++++ PROVIDED RECORDS

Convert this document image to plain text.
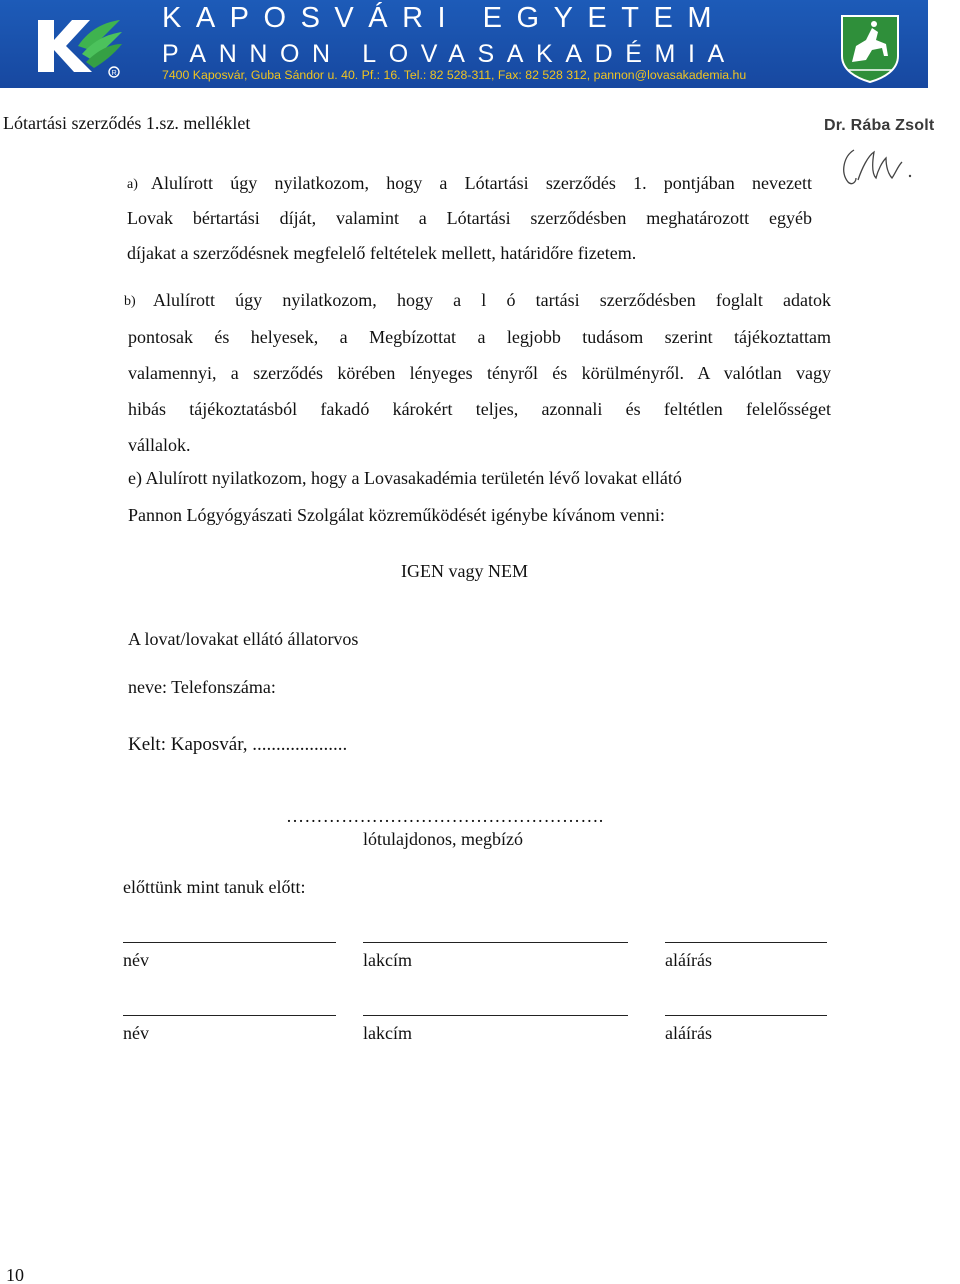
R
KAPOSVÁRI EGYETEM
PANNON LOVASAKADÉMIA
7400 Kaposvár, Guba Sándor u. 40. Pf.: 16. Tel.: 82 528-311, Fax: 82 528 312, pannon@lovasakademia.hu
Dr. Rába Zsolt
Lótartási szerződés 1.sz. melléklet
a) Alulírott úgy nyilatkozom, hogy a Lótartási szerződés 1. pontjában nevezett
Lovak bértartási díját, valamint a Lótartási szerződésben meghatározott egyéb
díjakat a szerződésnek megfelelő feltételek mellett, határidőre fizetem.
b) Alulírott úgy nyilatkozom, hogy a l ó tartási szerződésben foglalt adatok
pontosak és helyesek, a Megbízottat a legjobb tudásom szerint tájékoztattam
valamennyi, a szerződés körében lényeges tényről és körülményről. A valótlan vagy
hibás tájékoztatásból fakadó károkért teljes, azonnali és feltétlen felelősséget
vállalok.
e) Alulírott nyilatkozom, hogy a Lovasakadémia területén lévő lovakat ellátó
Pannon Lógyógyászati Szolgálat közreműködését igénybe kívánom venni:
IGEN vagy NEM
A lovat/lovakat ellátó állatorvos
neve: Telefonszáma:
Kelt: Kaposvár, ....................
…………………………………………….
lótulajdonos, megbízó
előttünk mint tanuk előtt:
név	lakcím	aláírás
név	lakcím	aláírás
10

++++++++
++++ PROVIDED RECORDS

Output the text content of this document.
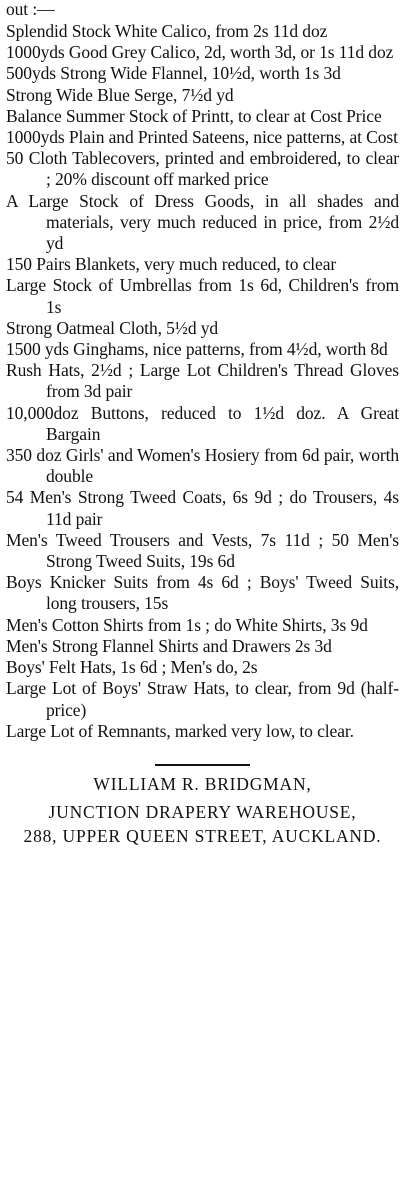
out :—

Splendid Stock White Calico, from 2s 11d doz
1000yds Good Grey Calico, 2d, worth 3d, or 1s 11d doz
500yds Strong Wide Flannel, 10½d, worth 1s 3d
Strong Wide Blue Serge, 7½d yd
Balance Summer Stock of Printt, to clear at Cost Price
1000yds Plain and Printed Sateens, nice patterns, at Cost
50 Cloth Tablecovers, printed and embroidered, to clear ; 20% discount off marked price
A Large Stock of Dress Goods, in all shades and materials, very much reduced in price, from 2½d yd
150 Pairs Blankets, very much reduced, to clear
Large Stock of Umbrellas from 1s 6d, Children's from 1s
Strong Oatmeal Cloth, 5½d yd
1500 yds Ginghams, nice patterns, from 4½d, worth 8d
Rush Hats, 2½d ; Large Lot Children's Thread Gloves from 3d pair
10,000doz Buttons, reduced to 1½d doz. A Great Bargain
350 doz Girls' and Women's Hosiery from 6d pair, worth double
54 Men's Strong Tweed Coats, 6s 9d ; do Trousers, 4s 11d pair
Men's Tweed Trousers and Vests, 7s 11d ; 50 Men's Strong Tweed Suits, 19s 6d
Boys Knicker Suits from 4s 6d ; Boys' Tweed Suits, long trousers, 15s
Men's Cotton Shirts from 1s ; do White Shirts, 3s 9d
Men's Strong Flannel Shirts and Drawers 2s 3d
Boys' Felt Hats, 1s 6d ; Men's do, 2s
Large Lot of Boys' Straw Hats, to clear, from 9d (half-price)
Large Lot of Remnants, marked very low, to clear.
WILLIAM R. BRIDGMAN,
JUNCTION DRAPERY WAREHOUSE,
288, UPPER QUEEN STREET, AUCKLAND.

++++++++
++++ PROVIDED RECORDS

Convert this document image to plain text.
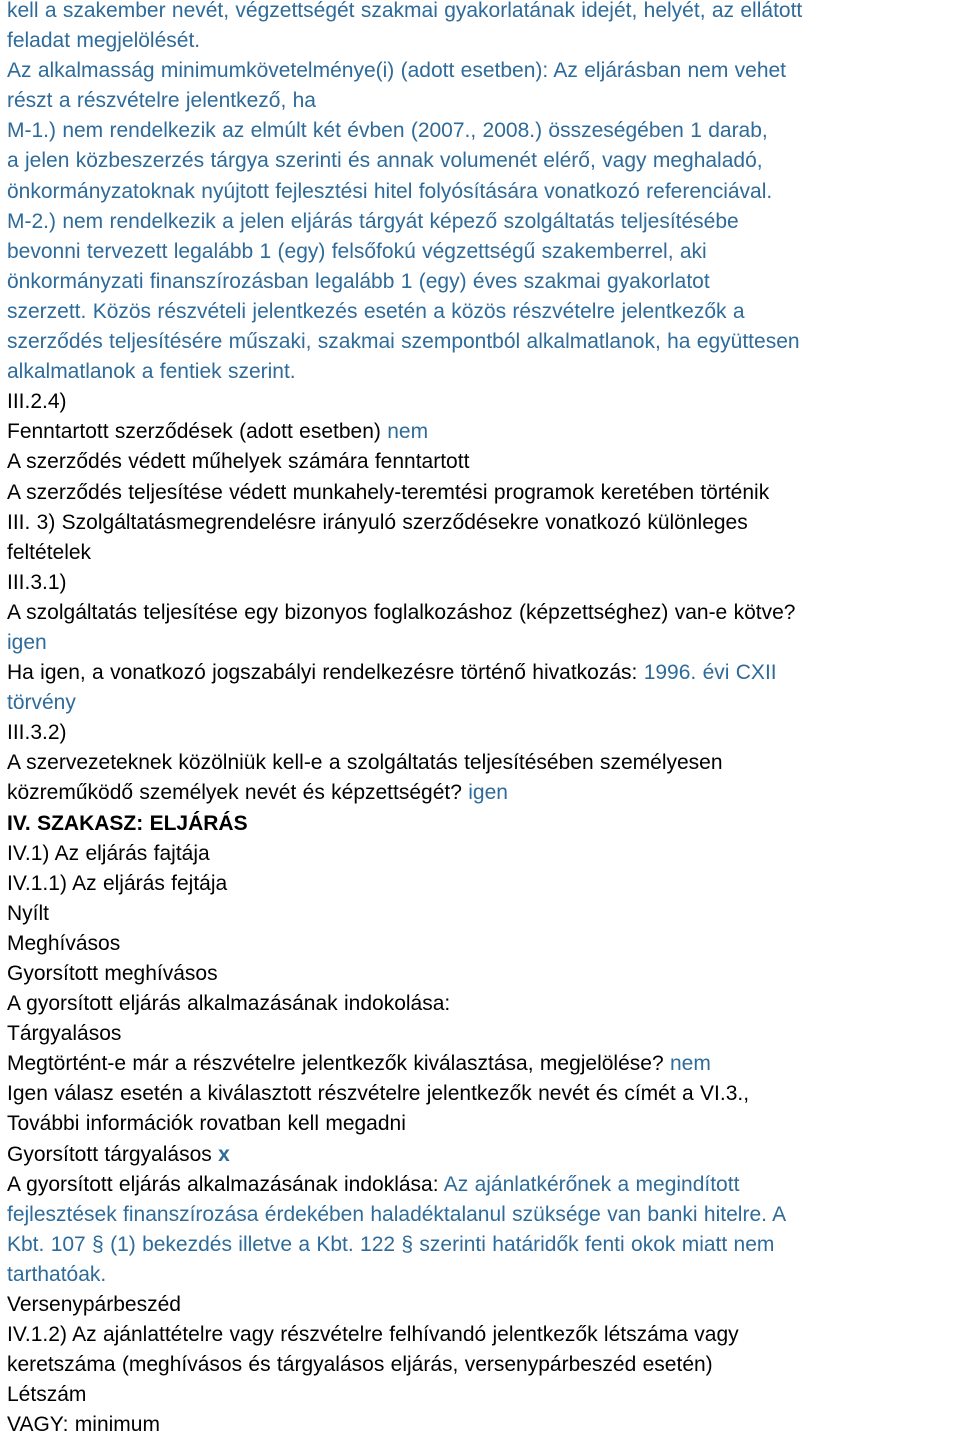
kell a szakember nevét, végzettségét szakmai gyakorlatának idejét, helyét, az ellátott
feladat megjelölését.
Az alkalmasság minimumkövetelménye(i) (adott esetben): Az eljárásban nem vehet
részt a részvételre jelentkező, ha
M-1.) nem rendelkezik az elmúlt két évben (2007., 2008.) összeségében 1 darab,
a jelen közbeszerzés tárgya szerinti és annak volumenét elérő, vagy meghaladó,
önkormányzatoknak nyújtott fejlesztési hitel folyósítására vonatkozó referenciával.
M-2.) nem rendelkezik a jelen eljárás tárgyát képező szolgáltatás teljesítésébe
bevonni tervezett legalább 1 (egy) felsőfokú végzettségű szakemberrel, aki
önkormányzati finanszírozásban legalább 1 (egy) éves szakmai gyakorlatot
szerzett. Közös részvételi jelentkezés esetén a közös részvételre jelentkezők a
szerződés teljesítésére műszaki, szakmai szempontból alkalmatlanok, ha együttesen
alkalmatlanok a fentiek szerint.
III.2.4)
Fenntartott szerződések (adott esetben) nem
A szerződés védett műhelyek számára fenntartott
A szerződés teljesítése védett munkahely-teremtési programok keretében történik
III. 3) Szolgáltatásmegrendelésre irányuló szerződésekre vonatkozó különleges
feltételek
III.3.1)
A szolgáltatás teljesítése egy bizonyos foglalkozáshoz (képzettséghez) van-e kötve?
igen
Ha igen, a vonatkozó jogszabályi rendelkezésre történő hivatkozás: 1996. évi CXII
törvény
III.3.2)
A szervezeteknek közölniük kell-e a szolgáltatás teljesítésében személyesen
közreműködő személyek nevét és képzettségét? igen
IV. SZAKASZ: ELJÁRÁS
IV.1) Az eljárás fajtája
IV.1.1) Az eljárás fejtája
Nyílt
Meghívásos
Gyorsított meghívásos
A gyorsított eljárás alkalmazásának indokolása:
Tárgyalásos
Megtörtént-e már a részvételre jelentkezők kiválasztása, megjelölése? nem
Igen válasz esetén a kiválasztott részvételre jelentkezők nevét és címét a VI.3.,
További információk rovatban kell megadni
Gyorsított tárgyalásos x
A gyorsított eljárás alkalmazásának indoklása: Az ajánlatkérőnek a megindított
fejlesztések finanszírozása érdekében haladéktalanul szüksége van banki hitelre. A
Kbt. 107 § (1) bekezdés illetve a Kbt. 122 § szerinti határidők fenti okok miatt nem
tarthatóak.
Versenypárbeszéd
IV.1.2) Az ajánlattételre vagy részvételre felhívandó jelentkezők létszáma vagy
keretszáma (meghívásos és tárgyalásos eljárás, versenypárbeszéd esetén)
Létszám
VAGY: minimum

++++++++

• [PROBLEM REQUIREMENTS]:
Track down the lines that include the word "Flannel" and copy them.

• [OUTPUT]:
500yds Strong Wide Flannel, 10½d, worth 1s 3d
Men's Strong Flannel Shirts and Drawers 2s 3d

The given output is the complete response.